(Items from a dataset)

----

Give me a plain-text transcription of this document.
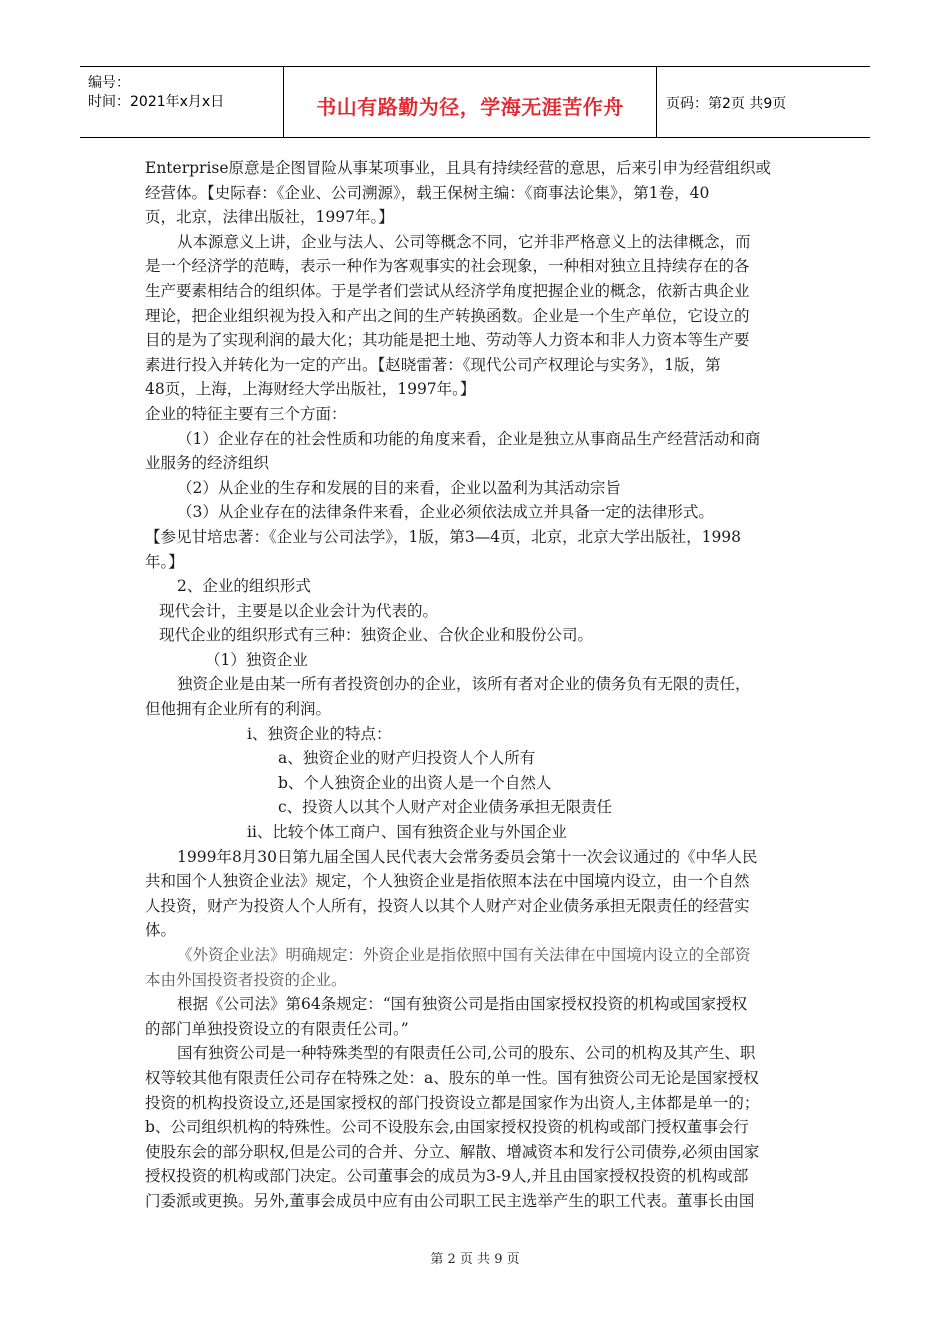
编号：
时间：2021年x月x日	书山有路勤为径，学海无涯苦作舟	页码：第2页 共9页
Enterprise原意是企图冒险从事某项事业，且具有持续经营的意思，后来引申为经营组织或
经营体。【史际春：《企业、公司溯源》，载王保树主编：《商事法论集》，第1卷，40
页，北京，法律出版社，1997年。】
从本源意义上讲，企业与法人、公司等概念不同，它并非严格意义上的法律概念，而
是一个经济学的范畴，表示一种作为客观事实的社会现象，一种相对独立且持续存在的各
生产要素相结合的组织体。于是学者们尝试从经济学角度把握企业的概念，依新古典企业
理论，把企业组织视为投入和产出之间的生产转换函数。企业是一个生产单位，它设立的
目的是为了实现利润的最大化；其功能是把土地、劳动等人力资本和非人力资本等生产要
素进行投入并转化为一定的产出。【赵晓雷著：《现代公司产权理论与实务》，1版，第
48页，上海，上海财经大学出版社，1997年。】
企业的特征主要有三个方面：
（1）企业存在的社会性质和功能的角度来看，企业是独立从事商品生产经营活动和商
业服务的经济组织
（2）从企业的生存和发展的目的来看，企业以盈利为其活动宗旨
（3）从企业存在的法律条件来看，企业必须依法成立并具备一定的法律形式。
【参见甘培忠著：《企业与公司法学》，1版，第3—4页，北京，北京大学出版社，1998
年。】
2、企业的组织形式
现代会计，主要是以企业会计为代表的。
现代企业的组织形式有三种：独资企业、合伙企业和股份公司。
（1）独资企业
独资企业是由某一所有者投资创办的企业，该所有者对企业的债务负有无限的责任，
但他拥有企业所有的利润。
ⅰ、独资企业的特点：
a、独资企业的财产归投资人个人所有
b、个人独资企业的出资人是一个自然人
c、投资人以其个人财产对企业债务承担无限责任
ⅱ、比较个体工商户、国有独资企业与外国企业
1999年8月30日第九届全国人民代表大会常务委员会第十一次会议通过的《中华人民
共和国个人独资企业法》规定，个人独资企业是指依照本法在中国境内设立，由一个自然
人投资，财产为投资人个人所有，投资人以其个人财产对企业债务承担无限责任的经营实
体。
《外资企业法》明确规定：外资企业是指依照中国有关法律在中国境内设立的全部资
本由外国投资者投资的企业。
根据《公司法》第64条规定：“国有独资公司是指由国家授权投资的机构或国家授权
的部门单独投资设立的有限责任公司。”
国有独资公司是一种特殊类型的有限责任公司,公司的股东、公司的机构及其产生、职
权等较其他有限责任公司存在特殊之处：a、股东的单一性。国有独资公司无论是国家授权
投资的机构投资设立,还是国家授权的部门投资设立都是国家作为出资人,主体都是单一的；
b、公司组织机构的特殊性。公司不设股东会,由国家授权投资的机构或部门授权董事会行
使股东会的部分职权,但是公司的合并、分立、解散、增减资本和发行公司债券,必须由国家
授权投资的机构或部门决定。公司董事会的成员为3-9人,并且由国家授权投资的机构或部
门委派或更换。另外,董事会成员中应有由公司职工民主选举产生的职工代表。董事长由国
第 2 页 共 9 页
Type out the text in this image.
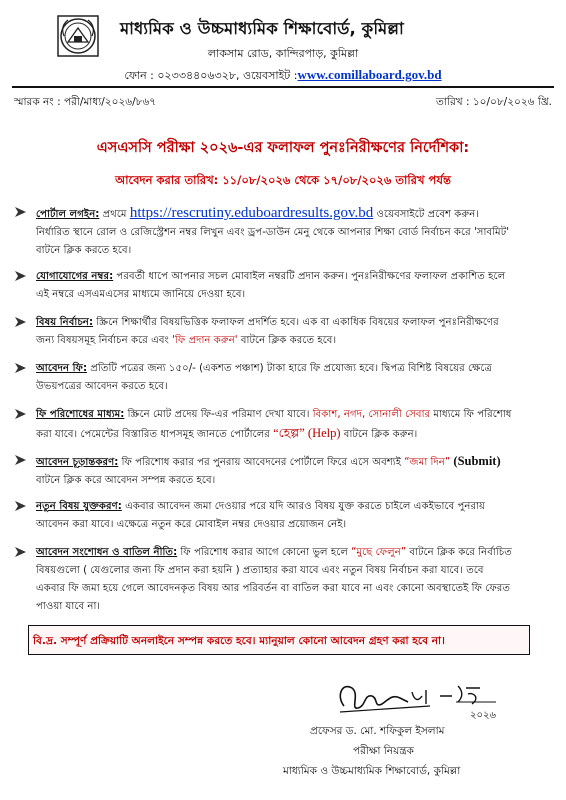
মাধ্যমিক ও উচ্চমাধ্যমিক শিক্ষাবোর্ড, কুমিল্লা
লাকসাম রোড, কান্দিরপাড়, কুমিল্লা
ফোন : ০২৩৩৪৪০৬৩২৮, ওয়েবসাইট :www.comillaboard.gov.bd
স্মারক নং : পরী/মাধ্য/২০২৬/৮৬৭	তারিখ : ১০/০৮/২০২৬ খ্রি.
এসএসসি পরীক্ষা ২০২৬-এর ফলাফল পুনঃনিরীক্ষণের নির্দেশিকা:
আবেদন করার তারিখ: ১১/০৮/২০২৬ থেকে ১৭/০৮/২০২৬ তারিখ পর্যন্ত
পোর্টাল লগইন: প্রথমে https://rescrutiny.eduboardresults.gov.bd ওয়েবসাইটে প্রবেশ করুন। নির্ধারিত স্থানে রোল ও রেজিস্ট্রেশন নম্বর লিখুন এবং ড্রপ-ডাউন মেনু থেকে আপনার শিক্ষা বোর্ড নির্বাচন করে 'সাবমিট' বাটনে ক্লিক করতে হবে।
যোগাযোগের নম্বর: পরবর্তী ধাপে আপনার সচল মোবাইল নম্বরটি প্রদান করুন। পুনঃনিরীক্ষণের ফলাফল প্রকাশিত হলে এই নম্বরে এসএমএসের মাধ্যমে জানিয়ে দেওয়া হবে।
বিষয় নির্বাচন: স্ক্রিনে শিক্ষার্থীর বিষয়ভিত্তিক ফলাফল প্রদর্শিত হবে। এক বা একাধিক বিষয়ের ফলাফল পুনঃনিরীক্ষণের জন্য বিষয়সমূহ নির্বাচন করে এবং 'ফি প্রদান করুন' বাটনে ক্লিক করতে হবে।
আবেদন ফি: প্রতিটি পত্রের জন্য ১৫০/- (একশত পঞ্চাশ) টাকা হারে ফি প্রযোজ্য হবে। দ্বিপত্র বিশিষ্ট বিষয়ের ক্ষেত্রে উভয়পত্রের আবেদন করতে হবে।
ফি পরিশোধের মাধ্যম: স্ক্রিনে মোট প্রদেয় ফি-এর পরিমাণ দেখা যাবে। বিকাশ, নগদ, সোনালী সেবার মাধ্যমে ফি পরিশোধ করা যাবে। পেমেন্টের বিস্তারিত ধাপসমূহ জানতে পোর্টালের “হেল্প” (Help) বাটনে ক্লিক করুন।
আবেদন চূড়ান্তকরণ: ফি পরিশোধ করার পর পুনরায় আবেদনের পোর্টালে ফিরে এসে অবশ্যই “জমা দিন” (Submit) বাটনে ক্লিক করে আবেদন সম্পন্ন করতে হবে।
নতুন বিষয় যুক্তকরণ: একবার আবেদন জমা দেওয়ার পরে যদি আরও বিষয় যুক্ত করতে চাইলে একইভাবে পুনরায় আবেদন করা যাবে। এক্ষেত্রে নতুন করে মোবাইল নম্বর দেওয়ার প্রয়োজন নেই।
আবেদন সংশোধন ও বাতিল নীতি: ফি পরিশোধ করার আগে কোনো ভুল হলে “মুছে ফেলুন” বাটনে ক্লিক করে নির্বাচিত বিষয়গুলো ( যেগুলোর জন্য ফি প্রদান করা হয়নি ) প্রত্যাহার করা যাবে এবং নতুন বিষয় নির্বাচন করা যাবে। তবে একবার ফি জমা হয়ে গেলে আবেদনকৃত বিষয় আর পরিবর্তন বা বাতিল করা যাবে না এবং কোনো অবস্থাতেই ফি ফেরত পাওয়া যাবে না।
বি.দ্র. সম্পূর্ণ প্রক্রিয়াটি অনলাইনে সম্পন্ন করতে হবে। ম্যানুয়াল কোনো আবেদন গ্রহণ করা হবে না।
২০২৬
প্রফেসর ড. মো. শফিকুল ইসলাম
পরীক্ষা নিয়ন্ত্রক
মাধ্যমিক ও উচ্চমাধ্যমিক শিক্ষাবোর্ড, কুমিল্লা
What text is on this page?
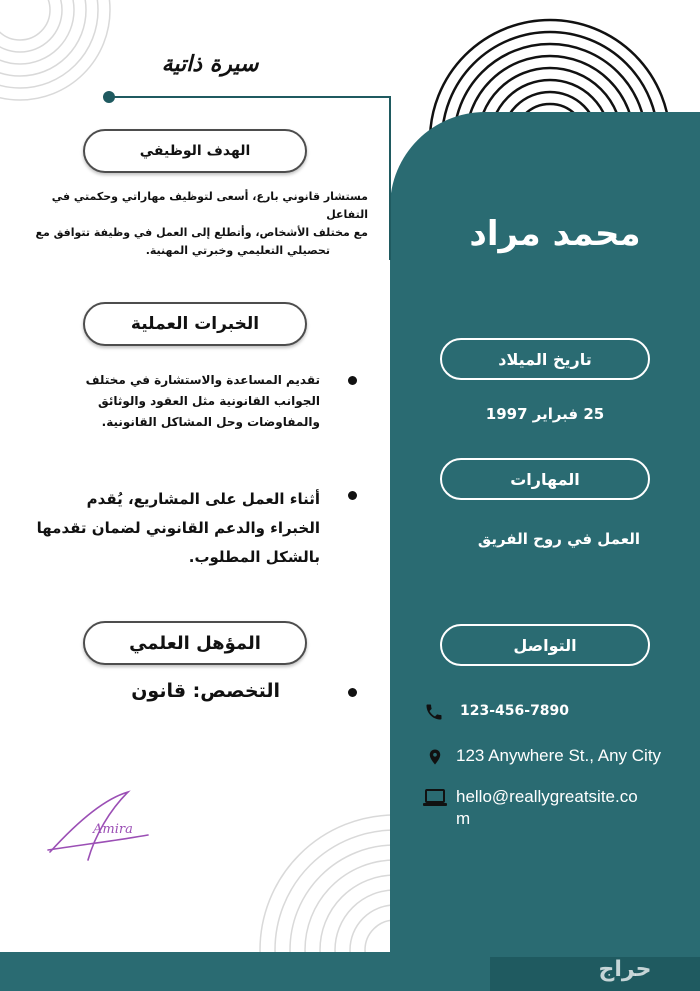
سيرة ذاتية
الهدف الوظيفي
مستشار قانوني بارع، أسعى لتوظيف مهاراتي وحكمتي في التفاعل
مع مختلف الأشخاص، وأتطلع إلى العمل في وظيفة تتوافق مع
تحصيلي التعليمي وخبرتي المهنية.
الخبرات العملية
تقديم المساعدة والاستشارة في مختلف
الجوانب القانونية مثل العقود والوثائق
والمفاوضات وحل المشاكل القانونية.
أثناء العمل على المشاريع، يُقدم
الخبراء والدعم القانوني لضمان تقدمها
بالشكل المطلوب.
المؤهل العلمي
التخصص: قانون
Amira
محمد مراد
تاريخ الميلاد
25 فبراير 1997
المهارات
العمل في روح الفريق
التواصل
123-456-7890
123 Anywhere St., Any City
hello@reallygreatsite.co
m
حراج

----

• _Brief_: Pictures are not part of the copy. Extract exactly the lines from the line containing "What text is on this page?" through the final line of the entries above, both included.

• _The completed task_:
What text is on this page?
سيرة ذاتية
الهدف الوظيفي
مستشار قانوني بارع، أسعى لتوظيف مهاراتي وحكمتي في التفاعل
مع مختلف الأشخاص، وأتطلع إلى العمل في وظيفة تتوافق مع
تحصيلي التعليمي وخبرتي المهنية.
الخبرات العملية
تقديم المساعدة والاستشارة في مختلف
الجوانب القانونية مثل العقود والوثائق
والمفاوضات وحل المشاكل القانونية.
أثناء العمل على المشاريع، يُقدم
الخبراء والدعم القانوني لضمان تقدمها
بالشكل المطلوب.
المؤهل العلمي
التخصص: قانون
Amira
محمد مراد
تاريخ الميلاد
25 فبراير 1997
المهارات
العمل في روح الفريق
التواصل
123-456-7890
123 Anywhere St., Any City
hello@reallygreatsite.co
m
حراج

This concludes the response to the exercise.